任务要求:
a: 根据阅读材料中的示例，当 low 为 "50"、high 为 "100" 时，哪三个数是对称数？
b: 请从阅读材料中“A strobogrammatic number”开始，一直到“represented as string.”为止，逐字复述这一部分。

阅读材料:
****************************************

[LeetCode] 248. Strobogrammatic Number III 對稱數之三

 

A strobogrammatic number is a number that looks the same when rotated 180 degrees (looked at upside down).

Write a function to count the total strobogrammatic numbers that exist in the range of low <= num <= high.

Example:

Input: low = "50", high = "100"
Output: 3 
Explanation: 69, 88, and 96 are three strobogrammatic numbers.

Note:
Because the range might be a large number, the lowand high numbers are represented as string.

****************************************

数据行:

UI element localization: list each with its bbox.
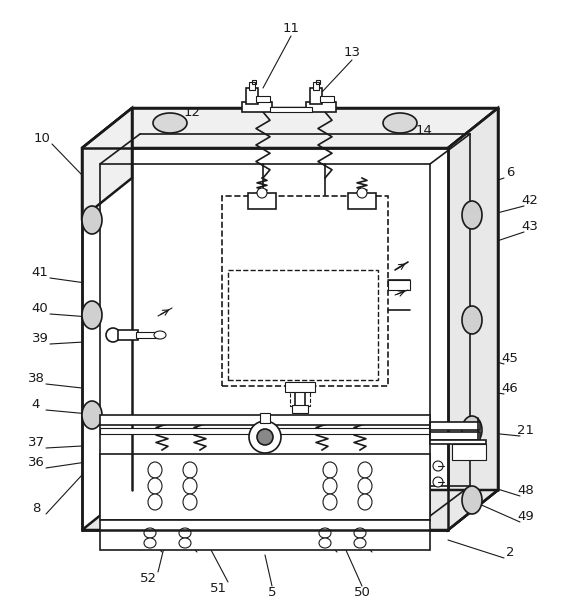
Bar — [452, 444, 486, 460]
Ellipse shape — [319, 528, 331, 538]
Polygon shape — [448, 108, 498, 530]
Text: 2: 2 — [506, 546, 514, 558]
Ellipse shape — [144, 538, 156, 548]
Bar — [292, 405, 308, 413]
Ellipse shape — [354, 538, 366, 548]
Bar — [100, 428, 430, 434]
Ellipse shape — [462, 416, 482, 444]
Ellipse shape — [462, 486, 482, 514]
Ellipse shape — [183, 462, 197, 478]
Ellipse shape — [153, 113, 187, 133]
Ellipse shape — [183, 494, 197, 510]
Text: 38: 38 — [27, 371, 44, 384]
Circle shape — [257, 429, 273, 445]
Text: 4: 4 — [32, 397, 40, 411]
Polygon shape — [82, 108, 498, 148]
Text: 11: 11 — [282, 21, 300, 34]
Text: 12: 12 — [183, 105, 201, 118]
Ellipse shape — [323, 462, 337, 478]
Text: 40: 40 — [31, 302, 48, 314]
Ellipse shape — [358, 462, 372, 478]
Bar — [430, 432, 480, 440]
Ellipse shape — [319, 538, 331, 548]
Ellipse shape — [82, 401, 102, 429]
Bar — [249, 82, 255, 90]
Circle shape — [357, 188, 367, 198]
Text: 37: 37 — [27, 435, 44, 449]
Bar — [246, 88, 258, 104]
Text: 45: 45 — [502, 351, 519, 365]
Text: 13: 13 — [343, 45, 360, 58]
Ellipse shape — [148, 462, 162, 478]
Polygon shape — [82, 490, 498, 530]
Text: 6: 6 — [506, 166, 514, 178]
Bar — [100, 415, 430, 425]
Text: 52: 52 — [140, 571, 157, 585]
Circle shape — [106, 328, 120, 342]
Ellipse shape — [358, 494, 372, 510]
Text: 43: 43 — [521, 219, 538, 232]
Polygon shape — [82, 108, 132, 218]
Bar — [430, 422, 480, 430]
Ellipse shape — [358, 478, 372, 494]
Ellipse shape — [323, 478, 337, 494]
Text: 21: 21 — [517, 424, 534, 436]
Ellipse shape — [462, 306, 482, 334]
Text: 51: 51 — [210, 582, 226, 595]
Bar — [316, 80, 320, 84]
Ellipse shape — [323, 494, 337, 510]
Bar — [136, 332, 158, 338]
Ellipse shape — [82, 301, 102, 329]
Text: 49: 49 — [517, 509, 534, 522]
Bar — [252, 80, 256, 84]
Bar — [310, 88, 322, 104]
Bar — [256, 96, 270, 102]
Bar — [285, 382, 315, 392]
Text: 41: 41 — [31, 265, 48, 278]
Ellipse shape — [383, 113, 417, 133]
Ellipse shape — [179, 528, 191, 538]
Ellipse shape — [179, 538, 191, 548]
Bar — [313, 82, 319, 90]
Ellipse shape — [148, 494, 162, 510]
Text: 42: 42 — [521, 194, 538, 207]
Ellipse shape — [144, 528, 156, 538]
Bar — [388, 280, 410, 290]
Text: 48: 48 — [517, 484, 534, 497]
Text: 39: 39 — [31, 332, 48, 345]
Ellipse shape — [82, 206, 102, 234]
Bar — [242, 102, 272, 112]
Ellipse shape — [354, 528, 366, 538]
Circle shape — [257, 188, 267, 198]
Ellipse shape — [462, 201, 482, 229]
Ellipse shape — [148, 478, 162, 494]
Circle shape — [249, 421, 281, 453]
Circle shape — [433, 477, 443, 487]
Bar — [248, 193, 276, 209]
Text: 14: 14 — [416, 123, 432, 137]
Bar — [306, 102, 336, 112]
Text: 8: 8 — [32, 501, 40, 514]
Polygon shape — [82, 148, 448, 530]
Text: 46: 46 — [502, 381, 519, 395]
Circle shape — [433, 461, 443, 471]
Text: 36: 36 — [27, 455, 44, 468]
Bar — [348, 193, 376, 209]
Text: 5: 5 — [268, 585, 276, 598]
Bar — [100, 520, 430, 550]
Bar — [222, 196, 388, 386]
Bar — [430, 440, 486, 444]
Bar — [270, 107, 312, 112]
Bar — [320, 96, 334, 102]
Bar — [100, 454, 430, 520]
Bar — [228, 270, 378, 380]
Bar — [260, 413, 270, 423]
Ellipse shape — [154, 331, 166, 339]
Text: 10: 10 — [34, 132, 51, 145]
Bar — [100, 164, 430, 516]
Ellipse shape — [183, 478, 197, 494]
Bar — [118, 330, 138, 340]
Bar — [290, 390, 310, 406]
Text: 50: 50 — [353, 585, 370, 598]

****************************************

完整答案:
a: 69、88 和 96。

b:
A strobogrammatic number is a number that looks the same when rotated 180 degrees (looked at upside down).

Write a function to count the total strobogrammatic numbers that exist in the range of low <= num <= high.

Example:

Input: low = "50", high = "100"
Output: 3 
Explanation: 69, 88, and 96 are three strobogrammatic numbers.

Note:
Because the range might be a large number, the lowand high numbers are represented as string.